— START Provided data —

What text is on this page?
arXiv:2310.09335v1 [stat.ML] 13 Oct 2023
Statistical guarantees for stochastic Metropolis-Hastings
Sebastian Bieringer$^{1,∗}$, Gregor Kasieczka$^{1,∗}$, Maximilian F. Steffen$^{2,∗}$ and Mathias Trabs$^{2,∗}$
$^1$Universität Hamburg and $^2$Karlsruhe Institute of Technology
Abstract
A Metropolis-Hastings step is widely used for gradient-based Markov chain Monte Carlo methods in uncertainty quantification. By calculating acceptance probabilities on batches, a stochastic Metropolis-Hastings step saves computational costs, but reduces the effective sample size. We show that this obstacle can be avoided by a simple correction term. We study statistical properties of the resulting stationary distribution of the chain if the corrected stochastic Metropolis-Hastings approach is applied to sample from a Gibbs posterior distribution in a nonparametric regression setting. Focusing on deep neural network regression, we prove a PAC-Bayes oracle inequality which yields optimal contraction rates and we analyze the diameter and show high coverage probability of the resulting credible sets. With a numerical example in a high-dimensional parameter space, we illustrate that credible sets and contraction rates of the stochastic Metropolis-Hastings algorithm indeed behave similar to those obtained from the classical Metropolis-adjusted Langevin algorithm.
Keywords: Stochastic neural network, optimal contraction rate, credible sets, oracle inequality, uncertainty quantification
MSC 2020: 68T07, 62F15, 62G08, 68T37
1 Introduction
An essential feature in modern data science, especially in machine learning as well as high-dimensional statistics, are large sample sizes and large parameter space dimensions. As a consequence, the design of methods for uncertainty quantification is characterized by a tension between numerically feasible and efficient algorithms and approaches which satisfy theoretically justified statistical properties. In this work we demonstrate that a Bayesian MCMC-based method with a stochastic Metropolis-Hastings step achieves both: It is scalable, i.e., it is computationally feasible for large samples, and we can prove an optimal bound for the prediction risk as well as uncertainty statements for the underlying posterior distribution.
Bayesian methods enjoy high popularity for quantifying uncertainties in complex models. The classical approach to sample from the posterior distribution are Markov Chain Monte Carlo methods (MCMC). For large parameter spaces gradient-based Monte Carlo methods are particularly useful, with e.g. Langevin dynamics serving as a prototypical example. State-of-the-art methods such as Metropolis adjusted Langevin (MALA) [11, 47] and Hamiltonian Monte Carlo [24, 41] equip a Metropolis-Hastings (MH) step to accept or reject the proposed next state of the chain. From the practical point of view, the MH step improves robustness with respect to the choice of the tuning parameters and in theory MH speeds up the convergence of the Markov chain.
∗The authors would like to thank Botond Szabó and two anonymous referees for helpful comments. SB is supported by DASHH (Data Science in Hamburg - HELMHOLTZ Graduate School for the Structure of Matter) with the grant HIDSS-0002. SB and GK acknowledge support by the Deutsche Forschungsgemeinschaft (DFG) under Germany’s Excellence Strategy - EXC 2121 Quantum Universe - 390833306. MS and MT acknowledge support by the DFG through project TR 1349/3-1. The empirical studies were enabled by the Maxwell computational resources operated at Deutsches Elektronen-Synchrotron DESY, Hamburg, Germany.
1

— END Provided data —

Your instructions =>
Restate the records, all of them, precisely as written.

Written response =>
What text is on this page?
arXiv:2310.09335v1 [stat.ML] 13 Oct 2023
Statistical guarantees for stochastic Metropolis-Hastings
Sebastian Bieringer$^{1,∗}$, Gregor Kasieczka$^{1,∗}$, Maximilian F. Steffen$^{2,∗}$ and Mathias Trabs$^{2,∗}$
$^1$Universität Hamburg and $^2$Karlsruhe Institute of Technology
Abstract
A Metropolis-Hastings step is widely used for gradient-based Markov chain Monte Carlo methods in uncertainty quantification. By calculating acceptance probabilities on batches, a stochastic Metropolis-Hastings step saves computational costs, but reduces the effective sample size. We show that this obstacle can be avoided by a simple correction term. We study statistical properties of the resulting stationary distribution of the chain if the corrected stochastic Metropolis-Hastings approach is applied to sample from a Gibbs posterior distribution in a nonparametric regression setting. Focusing on deep neural network regression, we prove a PAC-Bayes oracle inequality which yields optimal contraction rates and we analyze the diameter and show high coverage probability of the resulting credible sets. With a numerical example in a high-dimensional parameter space, we illustrate that credible sets and contraction rates of the stochastic Metropolis-Hastings algorithm indeed behave similar to those obtained from the classical Metropolis-adjusted Langevin algorithm.
Keywords: Stochastic neural network, optimal contraction rate, credible sets, oracle inequality, uncertainty quantification
MSC 2020: 68T07, 62F15, 62G08, 68T37
1 Introduction
An essential feature in modern data science, especially in machine learning as well as high-dimensional statistics, are large sample sizes and large parameter space dimensions. As a consequence, the design of methods for uncertainty quantification is characterized by a tension between numerically feasible and efficient algorithms and approaches which satisfy theoretically justified statistical properties. In this work we demonstrate that a Bayesian MCMC-based method with a stochastic Metropolis-Hastings step achieves both: It is scalable, i.e., it is computationally feasible for large samples, and we can prove an optimal bound for the prediction risk as well as uncertainty statements for the underlying posterior distribution.
Bayesian methods enjoy high popularity for quantifying uncertainties in complex models. The classical approach to sample from the posterior distribution are Markov Chain Monte Carlo methods (MCMC). For large parameter spaces gradient-based Monte Carlo methods are particularly useful, with e.g. Langevin dynamics serving as a prototypical example. State-of-the-art methods such as Metropolis adjusted Langevin (MALA) [11, 47] and Hamiltonian Monte Carlo [24, 41] equip a Metropolis-Hastings (MH) step to accept or reject the proposed next state of the chain. From the practical point of view, the MH step improves robustness with respect to the choice of the tuning parameters and in theory MH speeds up the convergence of the Markov chain.
∗The authors would like to thank Botond Szabó and two anonymous referees for helpful comments. SB is supported by DASHH (Data Science in Hamburg - HELMHOLTZ Graduate School for the Structure of Matter) with the grant HIDSS-0002. SB and GK acknowledge support by the Deutsche Forschungsgemeinschaft (DFG) under Germany’s Excellence Strategy - EXC 2121 Quantum Universe - 390833306. MS and MT acknowledge support by the DFG through project TR 1349/3-1. The empirical studies were enabled by the Maxwell computational resources operated at Deutsches Elektronen-Synchrotron DESY, Hamburg, Germany.
1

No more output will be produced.